YOUR GOAL - Copy out every line of the data exactly.

Start of PROVIDED DATA

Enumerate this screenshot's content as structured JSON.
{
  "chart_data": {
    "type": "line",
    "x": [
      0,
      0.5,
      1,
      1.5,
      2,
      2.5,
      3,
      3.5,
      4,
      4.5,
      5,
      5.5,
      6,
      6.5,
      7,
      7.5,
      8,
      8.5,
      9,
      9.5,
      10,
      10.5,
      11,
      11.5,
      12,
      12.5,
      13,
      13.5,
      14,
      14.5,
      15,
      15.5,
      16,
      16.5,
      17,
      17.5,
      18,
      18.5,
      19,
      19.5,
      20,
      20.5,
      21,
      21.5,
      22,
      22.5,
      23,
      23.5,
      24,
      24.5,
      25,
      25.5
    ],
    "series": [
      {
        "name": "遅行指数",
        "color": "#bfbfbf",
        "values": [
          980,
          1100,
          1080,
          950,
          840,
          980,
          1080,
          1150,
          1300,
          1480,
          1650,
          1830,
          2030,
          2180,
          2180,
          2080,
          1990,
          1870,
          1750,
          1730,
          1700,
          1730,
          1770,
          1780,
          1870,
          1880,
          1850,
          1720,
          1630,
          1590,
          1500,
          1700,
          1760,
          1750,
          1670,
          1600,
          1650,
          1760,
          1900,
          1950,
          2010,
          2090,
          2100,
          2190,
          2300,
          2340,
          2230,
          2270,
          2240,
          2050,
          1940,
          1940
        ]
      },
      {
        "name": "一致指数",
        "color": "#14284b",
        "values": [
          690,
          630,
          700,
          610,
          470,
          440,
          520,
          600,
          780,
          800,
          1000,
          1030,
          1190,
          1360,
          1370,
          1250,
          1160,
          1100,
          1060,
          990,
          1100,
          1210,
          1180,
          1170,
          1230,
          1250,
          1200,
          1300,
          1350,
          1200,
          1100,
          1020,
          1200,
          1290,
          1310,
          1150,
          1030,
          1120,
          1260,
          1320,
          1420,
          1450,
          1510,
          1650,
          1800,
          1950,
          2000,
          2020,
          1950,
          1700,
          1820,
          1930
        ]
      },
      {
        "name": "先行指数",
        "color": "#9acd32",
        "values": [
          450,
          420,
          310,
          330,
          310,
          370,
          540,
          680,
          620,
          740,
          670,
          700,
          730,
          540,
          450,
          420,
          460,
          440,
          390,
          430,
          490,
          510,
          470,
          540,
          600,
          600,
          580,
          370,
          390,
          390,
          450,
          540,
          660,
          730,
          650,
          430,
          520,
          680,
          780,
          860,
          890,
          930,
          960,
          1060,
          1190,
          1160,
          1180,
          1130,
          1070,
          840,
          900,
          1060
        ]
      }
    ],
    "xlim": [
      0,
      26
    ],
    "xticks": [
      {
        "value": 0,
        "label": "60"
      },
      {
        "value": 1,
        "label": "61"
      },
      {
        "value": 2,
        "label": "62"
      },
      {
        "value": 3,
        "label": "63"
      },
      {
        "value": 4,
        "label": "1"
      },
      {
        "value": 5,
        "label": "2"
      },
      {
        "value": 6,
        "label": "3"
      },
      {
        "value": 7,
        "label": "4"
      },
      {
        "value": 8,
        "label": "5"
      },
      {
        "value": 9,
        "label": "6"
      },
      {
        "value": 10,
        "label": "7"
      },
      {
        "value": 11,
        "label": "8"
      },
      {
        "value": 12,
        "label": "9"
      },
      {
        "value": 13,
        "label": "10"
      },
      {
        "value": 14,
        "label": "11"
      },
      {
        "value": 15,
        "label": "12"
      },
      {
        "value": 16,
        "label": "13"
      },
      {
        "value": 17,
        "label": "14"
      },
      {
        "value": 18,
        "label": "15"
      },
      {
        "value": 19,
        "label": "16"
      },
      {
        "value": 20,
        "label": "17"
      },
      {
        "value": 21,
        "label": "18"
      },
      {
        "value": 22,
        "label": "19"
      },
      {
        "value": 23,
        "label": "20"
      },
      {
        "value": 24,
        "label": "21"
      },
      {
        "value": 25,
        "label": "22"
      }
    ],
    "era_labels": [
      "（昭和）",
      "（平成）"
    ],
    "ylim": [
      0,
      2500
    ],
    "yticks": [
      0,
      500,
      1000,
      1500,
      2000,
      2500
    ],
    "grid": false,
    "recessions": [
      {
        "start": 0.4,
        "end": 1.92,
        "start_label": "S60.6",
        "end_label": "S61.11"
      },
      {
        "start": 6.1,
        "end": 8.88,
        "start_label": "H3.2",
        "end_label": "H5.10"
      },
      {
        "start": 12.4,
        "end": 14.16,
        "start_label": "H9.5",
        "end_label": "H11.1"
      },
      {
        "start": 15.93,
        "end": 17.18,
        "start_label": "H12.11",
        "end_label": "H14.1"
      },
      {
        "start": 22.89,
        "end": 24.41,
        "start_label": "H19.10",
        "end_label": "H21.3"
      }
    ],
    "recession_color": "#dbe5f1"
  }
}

End of PROVIDED DATA

PROBLEM SOLUTION -
Enumerate this screenshot's content as structured JSON.
{
  "chart_data": {
    "type": "line",
    "x": [
      0,
      0.5,
      1,
      1.5,
      2,
      2.5,
      3,
      3.5,
      4,
      4.5,
      5,
      5.5,
      6,
      6.5,
      7,
      7.5,
      8,
      8.5,
      9,
      9.5,
      10,
      10.5,
      11,
      11.5,
      12,
      12.5,
      13,
      13.5,
      14,
      14.5,
      15,
      15.5,
      16,
      16.5,
      17,
      17.5,
      18,
      18.5,
      19,
      19.5,
      20,
      20.5,
      21,
      21.5,
      22,
      22.5,
      23,
      23.5,
      24,
      24.5,
      25,
      25.5
    ],
    "series": [
      {
        "name": "遅行指数",
        "color": "#bfbfbf",
        "values": [
          980,
          1100,
          1080,
          950,
          840,
          980,
          1080,
          1150,
          1300,
          1480,
          1650,
          1830,
          2030,
          2180,
          2180,
          2080,
          1990,
          1870,
          1750,
          1730,
          1700,
          1730,
          1770,
          1780,
          1870,
          1880,
          1850,
          1720,
          1630,
          1590,
          1500,
          1700,
          1760,
          1750,
          1670,
          1600,
          1650,
          1760,
          1900,
          1950,
          2010,
          2090,
          2100,
          2190,
          2300,
          2340,
          2230,
          2270,
          2240,
          2050,
          1940,
          1940
        ]
      },
      {
        "name": "一致指数",
        "color": "#14284b",
        "values": [
          690,
          630,
          700,
          610,
          470,
          440,
          520,
          600,
          780,
          800,
          1000,
          1030,
          1190,
          1360,
          1370,
          1250,
          1160,
          1100,
          1060,
          990,
          1100,
          1210,
          1180,
          1170,
          1230,
          1250,
          1200,
          1300,
          1350,
          1200,
          1100,
          1020,
          1200,
          1290,
          1310,
          1150,
          1030,
          1120,
          1260,
          1320,
          1420,
          1450,
          1510,
          1650,
          1800,
          1950,
          2000,
          2020,
          1950,
          1700,
          1820,
          1930
        ]
      },
      {
        "name": "先行指数",
        "color": "#9acd32",
        "values": [
          450,
          420,
          310,
          330,
          310,
          370,
          540,
          680,
          620,
          740,
          670,
          700,
          730,
          540,
          450,
          420,
          460,
          440,
          390,
          430,
          490,
          510,
          470,
          540,
          600,
          600,
          580,
          370,
          390,
          390,
          450,
          540,
          660,
          730,
          650,
          430,
          520,
          680,
          780,
          860,
          890,
          930,
          960,
          1060,
          1190,
          1160,
          1180,
          1130,
          1070,
          840,
          900,
          1060
        ]
      }
    ],
    "xlim": [
      0,
      26
    ],
    "xticks": [
      {
        "value": 0,
        "label": "60"
      },
      {
        "value": 1,
        "label": "61"
      },
      {
        "value": 2,
        "label": "62"
      },
      {
        "value": 3,
        "label": "63"
      },
      {
        "value": 4,
        "label": "1"
      },
      {
        "value": 5,
        "label": "2"
      },
      {
        "value": 6,
        "label": "3"
      },
      {
        "value": 7,
        "label": "4"
      },
      {
        "value": 8,
        "label": "5"
      },
      {
        "value": 9,
        "label": "6"
      },
      {
        "value": 10,
        "label": "7"
      },
      {
        "value": 11,
        "label": "8"
      },
      {
        "value": 12,
        "label": "9"
      },
      {
        "value": 13,
        "label": "10"
      },
      {
        "value": 14,
        "label": "11"
      },
      {
        "value": 15,
        "label": "12"
      },
      {
        "value": 16,
        "label": "13"
      },
      {
        "value": 17,
        "label": "14"
      },
      {
        "value": 18,
        "label": "15"
      },
      {
        "value": 19,
        "label": "16"
      },
      {
        "value": 20,
        "label": "17"
      },
      {
        "value": 21,
        "label": "18"
      },
      {
        "value": 22,
        "label": "19"
      },
      {
        "value": 23,
        "label": "20"
      },
      {
        "value": 24,
        "label": "21"
      },
      {
        "value": 25,
        "label": "22"
      }
    ],
    "era_labels": [
      "（昭和）",
      "（平成）"
    ],
    "ylim": [
      0,
      2500
    ],
    "yticks": [
      0,
      500,
      1000,
      1500,
      2000,
      2500
    ],
    "grid": false,
    "recessions": [
      {
        "start": 0.4,
        "end": 1.92,
        "start_label": "S60.6",
        "end_label": "S61.11"
      },
      {
        "start": 6.1,
        "end": 8.88,
        "start_label": "H3.2",
        "end_label": "H5.10"
      },
      {
        "start": 12.4,
        "end": 14.16,
        "start_label": "H9.5",
        "end_label": "H11.1"
      },
      {
        "start": 15.93,
        "end": 17.18,
        "start_label": "H12.11",
        "end_label": "H14.1"
      },
      {
        "start": 22.89,
        "end": 24.41,
        "start_label": "H19.10",
        "end_label": "H21.3"
      }
    ],
    "recession_color": "#dbe5f1"
  }
}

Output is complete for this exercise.